(Data records)
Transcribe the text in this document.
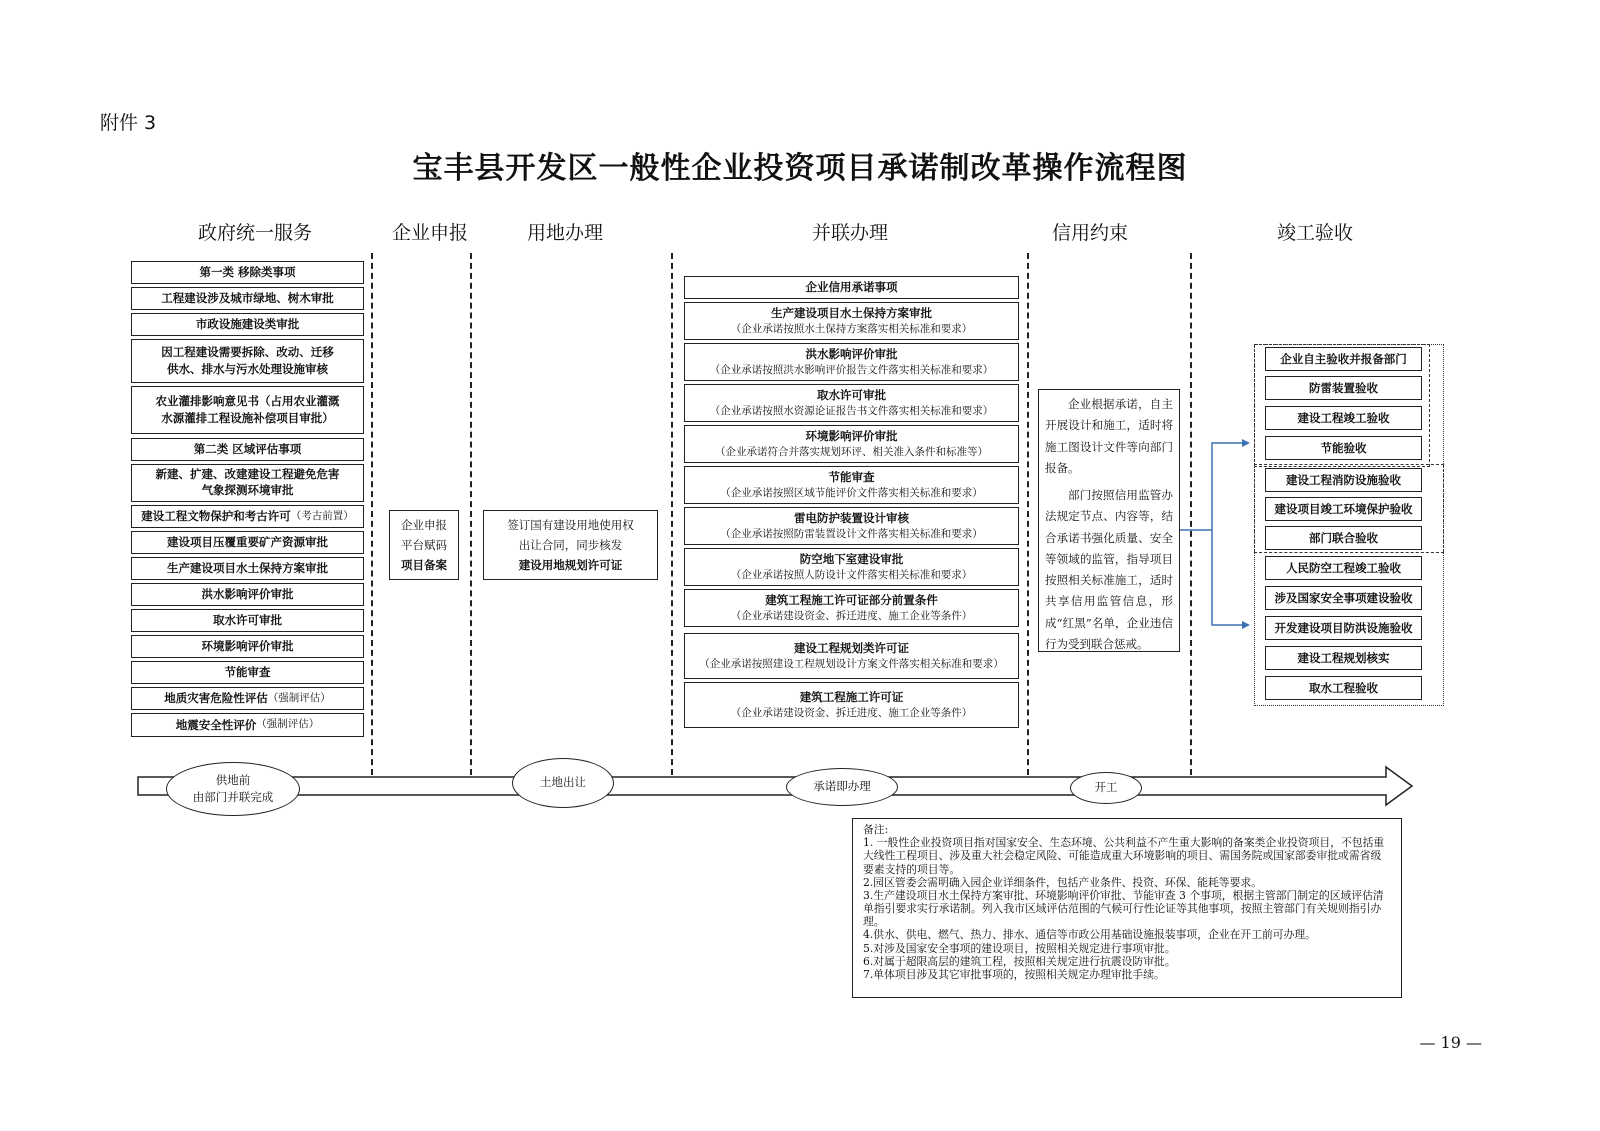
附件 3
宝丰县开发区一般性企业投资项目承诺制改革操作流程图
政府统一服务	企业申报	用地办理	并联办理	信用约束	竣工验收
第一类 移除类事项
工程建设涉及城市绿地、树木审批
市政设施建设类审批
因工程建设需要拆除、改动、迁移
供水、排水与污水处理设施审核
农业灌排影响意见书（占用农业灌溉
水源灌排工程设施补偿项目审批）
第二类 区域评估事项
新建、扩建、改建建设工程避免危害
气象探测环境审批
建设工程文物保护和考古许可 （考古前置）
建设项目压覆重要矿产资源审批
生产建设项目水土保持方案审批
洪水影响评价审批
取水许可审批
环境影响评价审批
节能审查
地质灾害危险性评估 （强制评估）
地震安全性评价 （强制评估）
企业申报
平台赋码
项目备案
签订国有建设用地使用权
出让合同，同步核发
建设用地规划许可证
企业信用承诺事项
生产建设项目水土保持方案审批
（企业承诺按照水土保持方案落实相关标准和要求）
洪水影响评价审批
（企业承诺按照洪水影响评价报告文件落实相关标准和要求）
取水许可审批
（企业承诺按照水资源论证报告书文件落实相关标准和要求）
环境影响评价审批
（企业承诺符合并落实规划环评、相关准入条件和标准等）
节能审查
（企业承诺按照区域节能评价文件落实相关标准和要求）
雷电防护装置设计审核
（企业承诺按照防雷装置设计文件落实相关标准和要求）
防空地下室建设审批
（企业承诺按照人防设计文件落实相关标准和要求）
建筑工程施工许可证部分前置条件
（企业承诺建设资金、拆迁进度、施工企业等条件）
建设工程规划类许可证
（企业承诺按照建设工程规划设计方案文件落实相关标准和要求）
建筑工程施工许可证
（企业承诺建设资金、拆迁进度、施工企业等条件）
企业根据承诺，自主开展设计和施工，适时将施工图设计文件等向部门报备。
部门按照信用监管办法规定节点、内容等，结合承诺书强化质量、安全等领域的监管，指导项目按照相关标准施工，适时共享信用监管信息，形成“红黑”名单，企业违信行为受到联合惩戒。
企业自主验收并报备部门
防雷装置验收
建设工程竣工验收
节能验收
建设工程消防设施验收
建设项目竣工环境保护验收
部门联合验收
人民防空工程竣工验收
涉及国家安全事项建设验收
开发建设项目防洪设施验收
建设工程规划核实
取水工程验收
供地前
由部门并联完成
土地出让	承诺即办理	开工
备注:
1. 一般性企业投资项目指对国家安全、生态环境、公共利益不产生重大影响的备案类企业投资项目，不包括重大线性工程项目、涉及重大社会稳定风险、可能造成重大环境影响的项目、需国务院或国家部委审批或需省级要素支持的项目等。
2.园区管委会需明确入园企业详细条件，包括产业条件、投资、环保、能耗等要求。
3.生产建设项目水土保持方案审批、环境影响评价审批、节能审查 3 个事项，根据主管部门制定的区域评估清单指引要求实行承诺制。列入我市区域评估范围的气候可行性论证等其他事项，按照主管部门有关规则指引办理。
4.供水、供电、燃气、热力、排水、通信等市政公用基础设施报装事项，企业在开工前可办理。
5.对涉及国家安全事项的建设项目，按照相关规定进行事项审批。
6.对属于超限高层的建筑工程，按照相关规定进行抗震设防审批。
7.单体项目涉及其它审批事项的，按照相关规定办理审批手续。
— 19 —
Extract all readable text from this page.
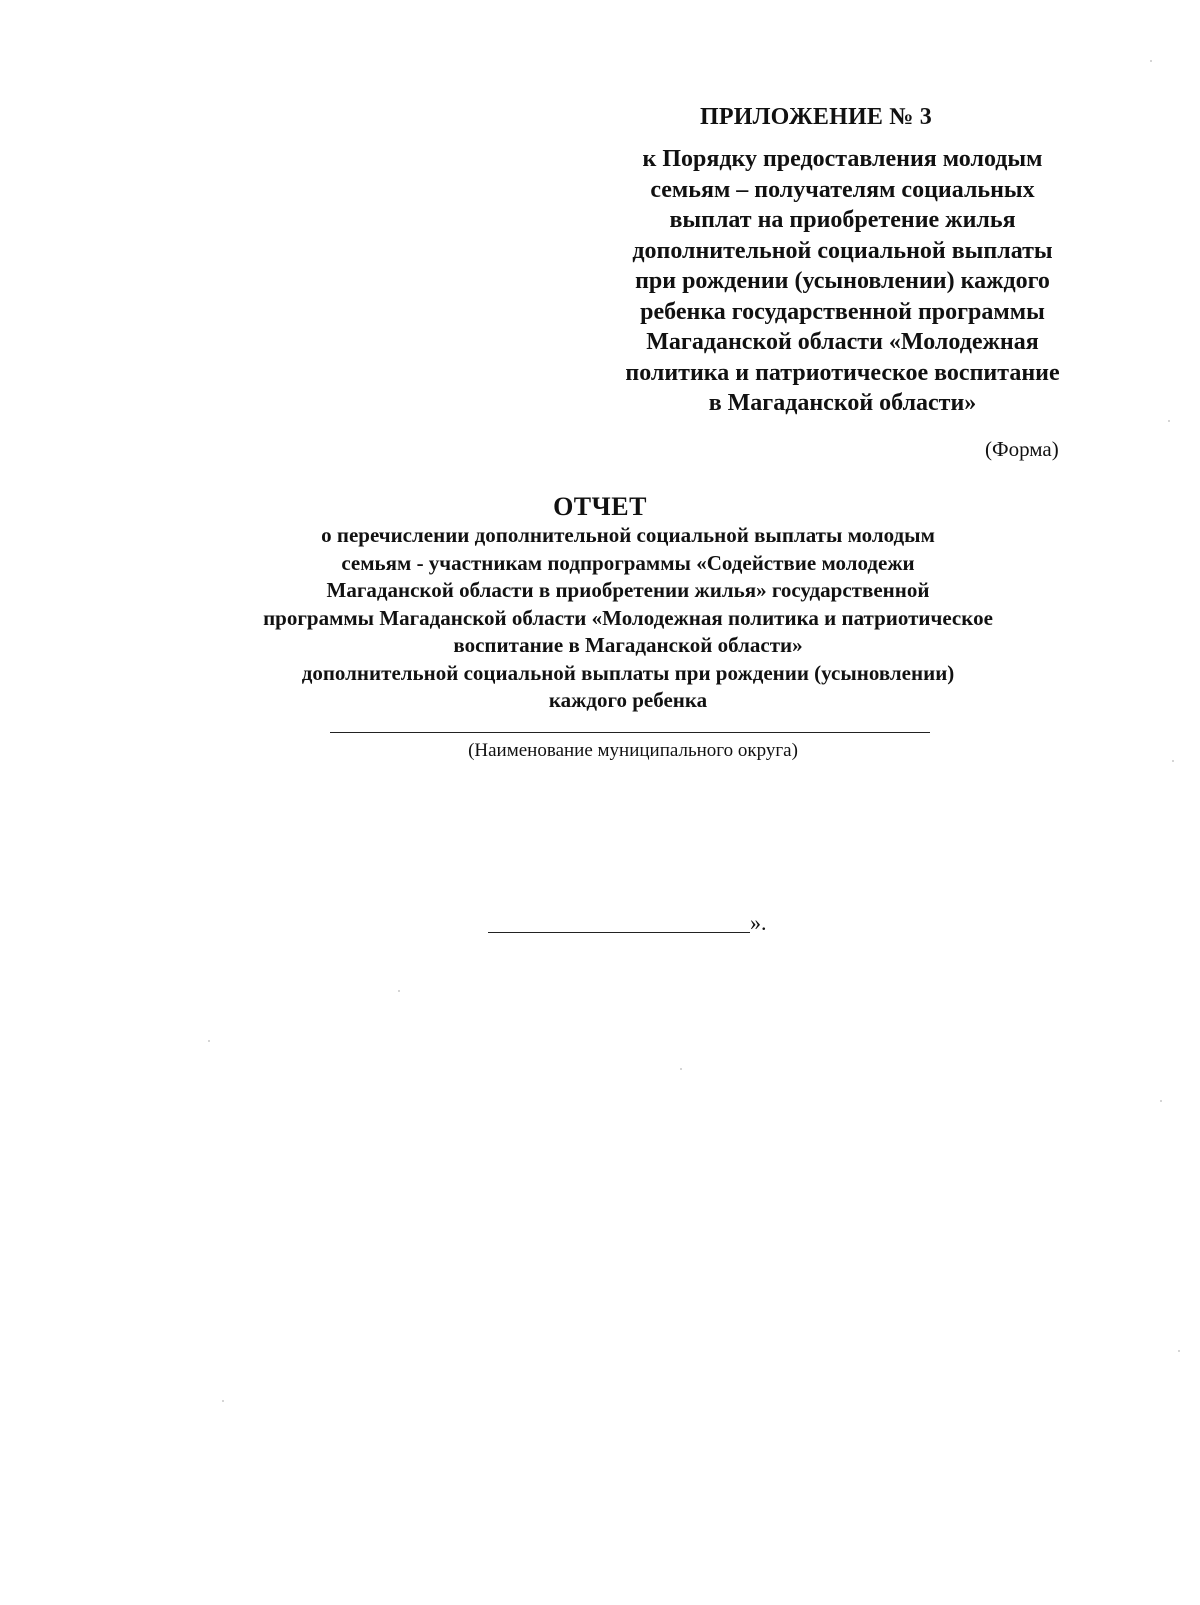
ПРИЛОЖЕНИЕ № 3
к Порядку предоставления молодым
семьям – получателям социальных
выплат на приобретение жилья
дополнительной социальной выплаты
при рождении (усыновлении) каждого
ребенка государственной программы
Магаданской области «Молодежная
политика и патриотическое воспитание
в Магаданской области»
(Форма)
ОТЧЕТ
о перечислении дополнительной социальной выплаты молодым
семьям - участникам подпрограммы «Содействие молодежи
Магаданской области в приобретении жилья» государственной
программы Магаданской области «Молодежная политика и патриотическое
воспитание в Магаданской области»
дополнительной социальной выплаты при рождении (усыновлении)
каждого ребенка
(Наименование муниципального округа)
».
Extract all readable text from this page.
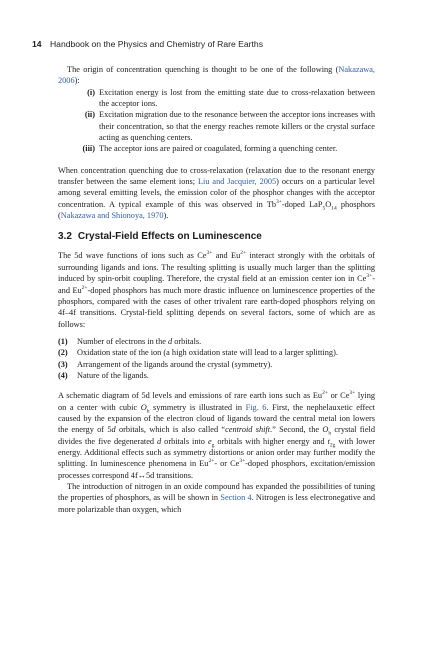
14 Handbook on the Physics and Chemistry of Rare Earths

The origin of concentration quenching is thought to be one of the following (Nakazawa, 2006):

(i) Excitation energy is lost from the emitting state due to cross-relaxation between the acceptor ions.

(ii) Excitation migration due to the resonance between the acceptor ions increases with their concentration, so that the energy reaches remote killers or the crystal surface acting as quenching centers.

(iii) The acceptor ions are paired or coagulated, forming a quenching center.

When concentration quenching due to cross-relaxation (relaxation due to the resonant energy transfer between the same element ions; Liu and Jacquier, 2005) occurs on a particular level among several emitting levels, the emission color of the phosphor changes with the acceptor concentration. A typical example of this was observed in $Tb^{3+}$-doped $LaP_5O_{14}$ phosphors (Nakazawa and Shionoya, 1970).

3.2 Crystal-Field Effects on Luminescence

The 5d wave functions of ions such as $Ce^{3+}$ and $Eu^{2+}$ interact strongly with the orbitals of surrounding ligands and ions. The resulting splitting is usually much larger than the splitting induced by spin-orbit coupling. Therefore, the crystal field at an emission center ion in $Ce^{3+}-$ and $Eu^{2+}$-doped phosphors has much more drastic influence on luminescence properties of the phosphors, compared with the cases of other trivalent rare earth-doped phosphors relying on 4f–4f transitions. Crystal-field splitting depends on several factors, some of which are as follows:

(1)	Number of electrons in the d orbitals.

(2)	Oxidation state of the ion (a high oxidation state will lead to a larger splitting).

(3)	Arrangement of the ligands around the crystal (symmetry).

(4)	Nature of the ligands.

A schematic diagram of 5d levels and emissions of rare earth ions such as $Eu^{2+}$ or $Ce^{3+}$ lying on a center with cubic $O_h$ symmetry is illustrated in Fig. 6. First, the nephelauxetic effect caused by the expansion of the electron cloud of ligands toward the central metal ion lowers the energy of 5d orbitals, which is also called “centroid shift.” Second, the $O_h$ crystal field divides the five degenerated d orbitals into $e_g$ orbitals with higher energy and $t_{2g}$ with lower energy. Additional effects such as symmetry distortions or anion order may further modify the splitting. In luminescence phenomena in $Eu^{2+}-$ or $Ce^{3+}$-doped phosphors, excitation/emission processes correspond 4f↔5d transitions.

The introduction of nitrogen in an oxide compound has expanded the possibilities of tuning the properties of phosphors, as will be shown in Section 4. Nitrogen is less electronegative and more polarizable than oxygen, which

**Set problem**
Search the entries for the word "семьям" and pick out every line that holds it.

**Worked solution**
семьям – получателям социальных
семьям - участникам подпрограммы «Содействие молодежи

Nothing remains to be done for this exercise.